Where a line holds the string "PLANE", return that line.

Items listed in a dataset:
────────────────
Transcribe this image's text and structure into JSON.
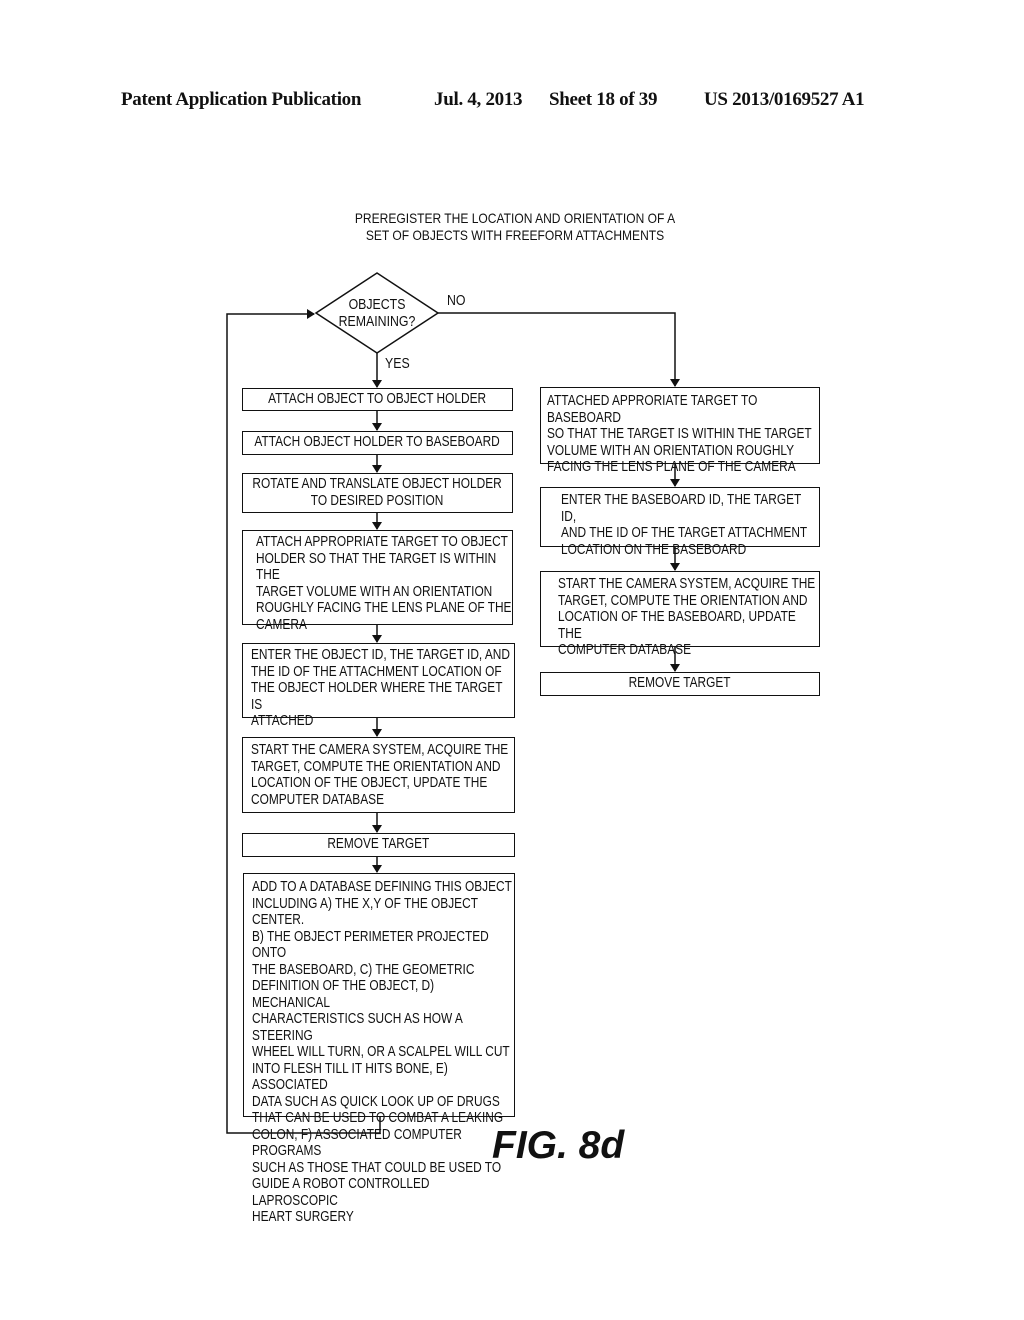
{
  "header": {
    "publication": "Patent Application Publication",
    "date": "Jul. 4, 2013",
    "sheet": "Sheet 18 of 39",
    "number": "US 2013/0169527 A1"
  },
  "flowchart": {
    "title": "PREREGISTER THE LOCATION AND ORIENTATION OF A\nSET OF OBJECTS WITH FREEFORM ATTACHMENTS",
    "decision": {
      "text": "OBJECTS\nREMAINING?",
      "yes_label": "YES",
      "no_label": "NO"
    },
    "yes_branch": [
      "ATTACH OBJECT TO OBJECT HOLDER",
      "ATTACH OBJECT HOLDER TO BASEBOARD",
      "ROTATE AND TRANSLATE OBJECT HOLDER\nTO DESIRED POSITION",
      "ATTACH APPROPRIATE TARGET TO OBJECT\nHOLDER SO THAT THE TARGET IS WITHIN THE\nTARGET VOLUME WITH AN ORIENTATION\nROUGHLY FACING THE LENS PLANE OF THE\nCAMERA",
      "ENTER THE OBJECT ID, THE TARGET ID, AND\nTHE ID OF THE ATTACHMENT LOCATION OF\nTHE OBJECT HOLDER WHERE THE TARGET IS\nATTACHED",
      "START THE CAMERA SYSTEM, ACQUIRE THE\nTARGET, COMPUTE THE ORIENTATION AND\nLOCATION OF THE OBJECT, UPDATE THE\nCOMPUTER DATABASE",
      "REMOVE TARGET",
      "ADD TO A DATABASE DEFINING THIS OBJECT\nINCLUDING A) THE X,Y OF THE OBJECT CENTER.\nB)  THE OBJECT PERIMETER PROJECTED ONTO\nTHE BASEBOARD, C) THE GEOMETRIC\nDEFINITION OF THE OBJECT, D) MECHANICAL\nCHARACTERISTICS SUCH AS HOW A STEERING\nWHEEL WILL TURN, OR A SCALPEL WILL CUT\nINTO FLESH TILL IT HITS BONE, E) ASSOCIATED\nDATA SUCH AS QUICK LOOK UP OF DRUGS\nTHAT CAN BE USED TO COMBAT A LEAKING\nCOLON, F) ASSOCIATED COMPUTER PROGRAMS\nSUCH AS THOSE THAT COULD BE USED TO\nGUIDE A ROBOT CONTROLLED LAPROSCOPIC\nHEART SURGERY"
    ],
    "no_branch": [
      "ATTACHED APPRORIATE TARGET TO BASEBOARD\nSO THAT THE TARGET IS WITHIN THE TARGET\nVOLUME WITH AN ORIENTATION ROUGHLY\nFACING THE LENS PLANE OF THE CAMERA",
      "ENTER THE BASEBOARD ID, THE TARGET ID,\nAND THE ID OF THE TARGET ATTACHMENT\nLOCATION ON THE BASEBOARD",
      "START THE CAMERA SYSTEM, ACQUIRE THE\nTARGET, COMPUTE THE ORIENTATION AND\nLOCATION OF THE BASEBOARD, UPDATE THE\nCOMPUTER DATABASE",
      "REMOVE TARGET"
    ]
  },
  "figure_label": "FIG. 8d"
}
────────────────
Result of the exercise:
      "ATTACH APPROPRIATE TARGET TO OBJECT\nHOLDER SO THAT THE TARGET IS WITHIN THE\nTARGET VOLUME WITH AN ORIENTATION\nROUGHLY FACING THE LENS PLANE OF THE\nCAMERA",
      "ATTACHED APPRORIATE TARGET TO BASEBOARD\nSO THAT THE TARGET IS WITHIN THE TARGET\nVOLUME WITH AN ORIENTATION ROUGHLY\nFACING THE LENS PLANE OF THE CAMERA",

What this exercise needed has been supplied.